Work instructions: Track down each line that has the word "Elevation" and copy it.

______

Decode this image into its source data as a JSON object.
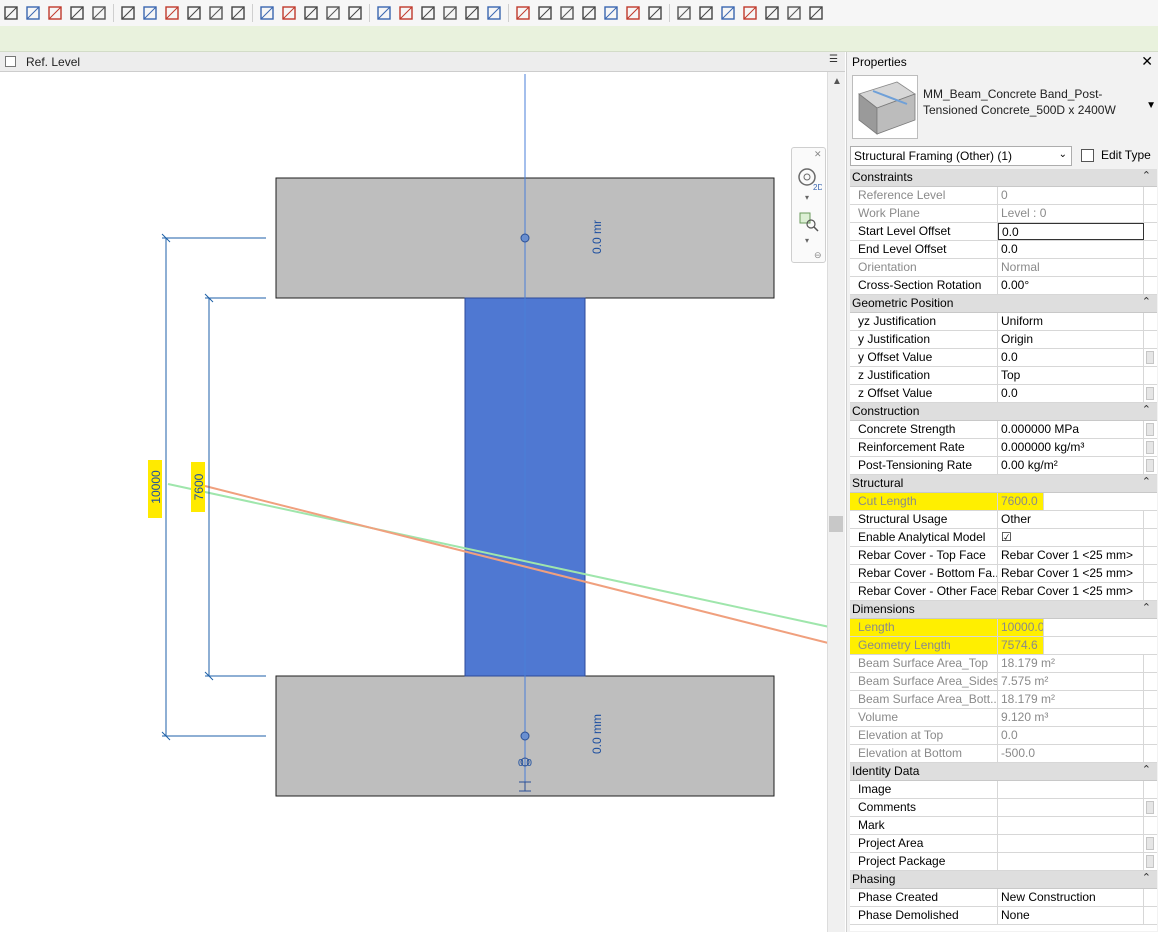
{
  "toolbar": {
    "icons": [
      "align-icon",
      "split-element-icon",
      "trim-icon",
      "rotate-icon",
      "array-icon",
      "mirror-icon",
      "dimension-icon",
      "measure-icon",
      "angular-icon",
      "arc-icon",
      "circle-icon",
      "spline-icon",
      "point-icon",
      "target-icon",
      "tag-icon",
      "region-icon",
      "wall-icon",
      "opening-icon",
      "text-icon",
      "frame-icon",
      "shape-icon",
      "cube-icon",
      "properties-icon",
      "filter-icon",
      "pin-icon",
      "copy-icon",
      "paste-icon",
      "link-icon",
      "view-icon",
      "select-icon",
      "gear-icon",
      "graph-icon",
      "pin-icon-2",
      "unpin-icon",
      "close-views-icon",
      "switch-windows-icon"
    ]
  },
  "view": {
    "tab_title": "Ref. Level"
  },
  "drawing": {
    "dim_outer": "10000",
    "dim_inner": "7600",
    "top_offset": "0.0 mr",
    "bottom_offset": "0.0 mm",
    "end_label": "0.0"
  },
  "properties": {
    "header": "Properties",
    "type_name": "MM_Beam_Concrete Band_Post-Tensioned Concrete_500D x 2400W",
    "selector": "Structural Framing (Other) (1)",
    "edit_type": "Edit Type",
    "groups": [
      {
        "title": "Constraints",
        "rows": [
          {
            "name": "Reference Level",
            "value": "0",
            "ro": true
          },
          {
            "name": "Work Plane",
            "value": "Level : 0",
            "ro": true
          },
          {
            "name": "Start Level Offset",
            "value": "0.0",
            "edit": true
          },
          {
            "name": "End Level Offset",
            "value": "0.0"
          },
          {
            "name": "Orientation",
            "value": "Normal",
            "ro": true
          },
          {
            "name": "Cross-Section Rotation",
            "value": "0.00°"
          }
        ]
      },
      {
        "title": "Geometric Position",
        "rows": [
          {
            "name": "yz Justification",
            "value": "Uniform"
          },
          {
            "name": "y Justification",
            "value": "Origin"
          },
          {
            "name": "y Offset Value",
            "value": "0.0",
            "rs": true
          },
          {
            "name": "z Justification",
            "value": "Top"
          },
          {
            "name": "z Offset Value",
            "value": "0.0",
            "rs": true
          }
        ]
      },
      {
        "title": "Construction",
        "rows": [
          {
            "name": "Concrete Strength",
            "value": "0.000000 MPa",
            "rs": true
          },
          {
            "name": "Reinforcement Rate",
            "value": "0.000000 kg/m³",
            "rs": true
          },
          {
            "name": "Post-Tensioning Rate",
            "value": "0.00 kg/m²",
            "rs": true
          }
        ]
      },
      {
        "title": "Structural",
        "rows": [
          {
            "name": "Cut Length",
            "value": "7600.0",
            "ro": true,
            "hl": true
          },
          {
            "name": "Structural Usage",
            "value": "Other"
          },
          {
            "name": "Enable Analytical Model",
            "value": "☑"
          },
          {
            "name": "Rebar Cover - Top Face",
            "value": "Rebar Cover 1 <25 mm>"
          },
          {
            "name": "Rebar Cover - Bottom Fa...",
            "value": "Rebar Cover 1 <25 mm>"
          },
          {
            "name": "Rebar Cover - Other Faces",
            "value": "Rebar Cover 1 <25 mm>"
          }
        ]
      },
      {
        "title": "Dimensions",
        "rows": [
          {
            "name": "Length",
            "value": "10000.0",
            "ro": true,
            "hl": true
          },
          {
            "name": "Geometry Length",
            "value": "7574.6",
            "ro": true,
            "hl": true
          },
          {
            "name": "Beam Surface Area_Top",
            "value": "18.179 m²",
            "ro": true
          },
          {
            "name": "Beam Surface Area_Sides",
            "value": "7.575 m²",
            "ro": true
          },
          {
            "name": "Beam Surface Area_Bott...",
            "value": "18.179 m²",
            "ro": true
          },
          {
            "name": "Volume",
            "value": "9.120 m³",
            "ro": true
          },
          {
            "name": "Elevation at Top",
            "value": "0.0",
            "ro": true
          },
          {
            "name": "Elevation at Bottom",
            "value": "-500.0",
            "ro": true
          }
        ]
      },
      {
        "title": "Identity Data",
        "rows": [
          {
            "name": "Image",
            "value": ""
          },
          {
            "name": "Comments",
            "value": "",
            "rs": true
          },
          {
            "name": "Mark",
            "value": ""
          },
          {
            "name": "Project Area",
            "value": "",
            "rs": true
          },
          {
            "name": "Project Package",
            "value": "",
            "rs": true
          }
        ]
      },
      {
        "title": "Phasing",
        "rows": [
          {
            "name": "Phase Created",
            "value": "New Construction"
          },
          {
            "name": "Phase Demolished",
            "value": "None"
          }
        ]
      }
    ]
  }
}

______

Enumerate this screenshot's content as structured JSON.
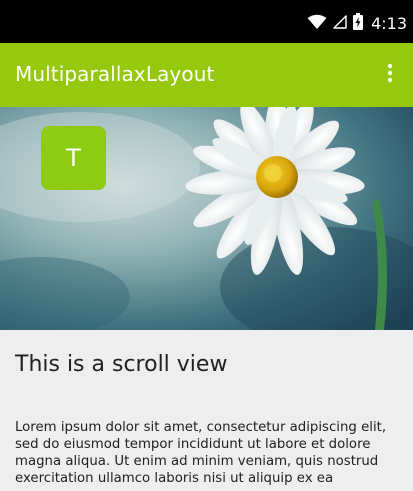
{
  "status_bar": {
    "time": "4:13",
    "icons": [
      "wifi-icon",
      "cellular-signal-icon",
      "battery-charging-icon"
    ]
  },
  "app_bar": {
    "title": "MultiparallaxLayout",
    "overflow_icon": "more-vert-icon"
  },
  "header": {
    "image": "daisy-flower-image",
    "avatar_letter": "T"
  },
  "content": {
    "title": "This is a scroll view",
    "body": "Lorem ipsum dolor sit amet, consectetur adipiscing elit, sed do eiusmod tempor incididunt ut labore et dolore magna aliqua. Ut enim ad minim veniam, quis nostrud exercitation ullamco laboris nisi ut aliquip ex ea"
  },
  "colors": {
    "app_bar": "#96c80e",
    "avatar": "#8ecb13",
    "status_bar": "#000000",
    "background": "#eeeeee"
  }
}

______

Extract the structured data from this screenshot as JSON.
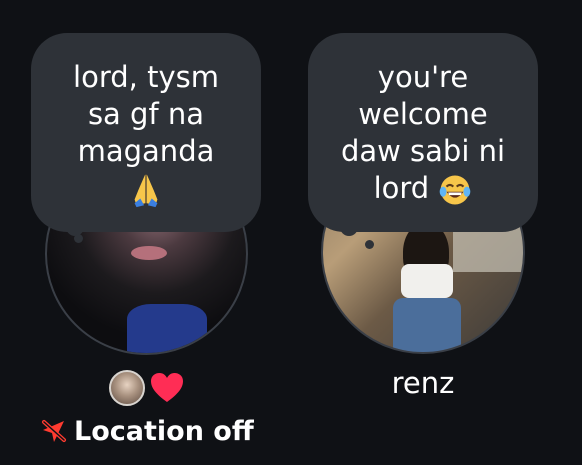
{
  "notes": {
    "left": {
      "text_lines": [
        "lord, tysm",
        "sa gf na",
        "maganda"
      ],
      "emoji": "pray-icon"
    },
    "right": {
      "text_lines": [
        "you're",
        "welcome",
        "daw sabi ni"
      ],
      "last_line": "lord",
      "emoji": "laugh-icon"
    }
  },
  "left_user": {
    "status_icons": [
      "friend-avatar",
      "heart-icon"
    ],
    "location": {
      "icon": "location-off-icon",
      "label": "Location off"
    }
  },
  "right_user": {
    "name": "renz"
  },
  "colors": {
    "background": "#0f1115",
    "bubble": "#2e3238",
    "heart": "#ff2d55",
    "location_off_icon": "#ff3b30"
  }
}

______

Output for this task:
            "name": "Elevation at Top",
            "name": "Elevation at Bottom",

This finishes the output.